• **WHAT NEEDS TO BE DONE**:
Rewrite the album page starting at "The Greatest Story Never Told Chapter 2: Bread and Circuses is" and ending at "Chamillionaire, and Stic.man.", putting "rap" wherever "hip hop" appears.
+++ PAGE EXCERPT +++
Studio album by Saigon
- Released: November 6, 2012
- Recorded: 2011–12
- Genre: Hip hop
- Length: 61:19
- Label: Abandoned Nation; Suburban Noize;
- Producer: Just Blaze (also exec.), Shuko, Clev Trev, DJ Corbett, Canei Finch, Rich Kidd, Bounce Brothas, Sire

Saigon chronology
| The Greatest Story Never Told (2011) | The Greatest Story Never Told Chapter 2: Bread and Circuses (2012) | G.S.N.T. 3: The Troubled Times of Brian Carenard (2014) |

Singles from The Greatest Story Never Told Chapter 2: Bread and Circuses
- "Not Like Them" Released: September 11, 2012; "Best Thing That I Found" Released: October 26, 2012;

= The Greatest Story Never Told Chapter 2: Bread and Circuses =

The Greatest Story Never Told Chapter 2: Bread and Circuses is the second studio album by American hip hop recording artist Saigon. The album was released on November 6, 2012. The album features guest appearances from Corbett, Styles P, Marsha Ambrosius, Andreena Mill, Rayne Dior, Lecrae, G Martin, Tony Collins, Chamillionaire, and Stic.man.
+++ RECORD EXCERPTS +++
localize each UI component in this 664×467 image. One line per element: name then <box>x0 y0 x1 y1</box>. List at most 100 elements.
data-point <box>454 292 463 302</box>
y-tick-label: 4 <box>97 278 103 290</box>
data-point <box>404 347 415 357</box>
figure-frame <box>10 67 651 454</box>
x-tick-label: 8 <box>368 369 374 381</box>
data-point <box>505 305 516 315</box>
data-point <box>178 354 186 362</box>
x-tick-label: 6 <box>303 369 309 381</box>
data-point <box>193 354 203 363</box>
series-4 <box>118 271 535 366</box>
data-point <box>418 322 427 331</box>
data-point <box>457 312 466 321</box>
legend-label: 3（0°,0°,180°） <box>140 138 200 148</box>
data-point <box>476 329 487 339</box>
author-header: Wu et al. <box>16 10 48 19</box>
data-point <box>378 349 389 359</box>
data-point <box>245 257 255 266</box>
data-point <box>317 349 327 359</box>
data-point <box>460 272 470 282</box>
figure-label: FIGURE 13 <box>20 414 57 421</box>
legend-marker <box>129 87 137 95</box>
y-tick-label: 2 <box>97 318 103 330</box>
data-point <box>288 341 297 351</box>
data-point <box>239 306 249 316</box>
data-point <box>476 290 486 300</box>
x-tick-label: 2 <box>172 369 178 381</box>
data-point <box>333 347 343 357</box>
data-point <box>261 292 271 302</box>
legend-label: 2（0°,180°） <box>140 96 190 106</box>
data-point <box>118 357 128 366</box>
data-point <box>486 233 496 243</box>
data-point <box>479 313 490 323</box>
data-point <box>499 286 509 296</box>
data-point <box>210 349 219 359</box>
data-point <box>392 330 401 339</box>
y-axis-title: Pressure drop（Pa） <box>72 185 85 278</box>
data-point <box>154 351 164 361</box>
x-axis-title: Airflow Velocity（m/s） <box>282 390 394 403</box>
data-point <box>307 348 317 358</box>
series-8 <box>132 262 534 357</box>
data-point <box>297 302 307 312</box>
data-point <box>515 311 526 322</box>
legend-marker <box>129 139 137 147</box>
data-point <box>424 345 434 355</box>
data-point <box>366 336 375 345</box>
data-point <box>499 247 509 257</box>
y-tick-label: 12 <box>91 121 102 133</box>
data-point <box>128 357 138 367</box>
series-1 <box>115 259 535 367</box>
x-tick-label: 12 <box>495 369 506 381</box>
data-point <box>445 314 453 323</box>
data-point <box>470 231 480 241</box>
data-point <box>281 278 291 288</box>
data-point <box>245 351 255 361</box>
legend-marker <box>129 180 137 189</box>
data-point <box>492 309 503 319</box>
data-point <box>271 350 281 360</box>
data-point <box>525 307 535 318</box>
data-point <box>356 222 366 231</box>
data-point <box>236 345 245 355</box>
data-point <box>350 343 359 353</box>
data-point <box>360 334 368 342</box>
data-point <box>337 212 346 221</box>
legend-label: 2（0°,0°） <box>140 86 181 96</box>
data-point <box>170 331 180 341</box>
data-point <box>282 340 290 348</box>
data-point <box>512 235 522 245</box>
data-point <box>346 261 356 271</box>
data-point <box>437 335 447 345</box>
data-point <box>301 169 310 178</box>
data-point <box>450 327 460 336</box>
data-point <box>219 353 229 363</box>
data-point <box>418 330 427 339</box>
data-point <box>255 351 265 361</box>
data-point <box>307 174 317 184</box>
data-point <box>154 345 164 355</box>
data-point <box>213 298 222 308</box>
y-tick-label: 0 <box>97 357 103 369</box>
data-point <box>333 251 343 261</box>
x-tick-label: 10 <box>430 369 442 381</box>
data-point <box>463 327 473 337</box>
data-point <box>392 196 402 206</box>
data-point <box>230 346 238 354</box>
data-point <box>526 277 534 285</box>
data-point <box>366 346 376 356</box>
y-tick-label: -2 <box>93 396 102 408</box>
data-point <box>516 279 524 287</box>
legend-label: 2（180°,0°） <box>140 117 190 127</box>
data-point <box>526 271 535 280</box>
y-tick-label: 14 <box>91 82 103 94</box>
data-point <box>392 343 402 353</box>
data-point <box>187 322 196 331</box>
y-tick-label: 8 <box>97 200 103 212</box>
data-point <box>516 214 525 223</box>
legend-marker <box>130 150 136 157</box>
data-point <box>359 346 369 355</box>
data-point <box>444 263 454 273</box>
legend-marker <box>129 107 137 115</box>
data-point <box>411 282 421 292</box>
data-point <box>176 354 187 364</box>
+++
• **OUTPUT OF THE TASK**:
The Greatest Story Never Told Chapter 2: Bread and Circuses is the second studio album by American rap recording artist Saigon. The album was released on November 6, 2012. The album features guest appearances from Corbett, Styles P, Marsha Ambrosius, Andreena Mill, Rayne Dior, Lecrae, G Martin, Tony Collins, Chamillionaire, and Stic.man.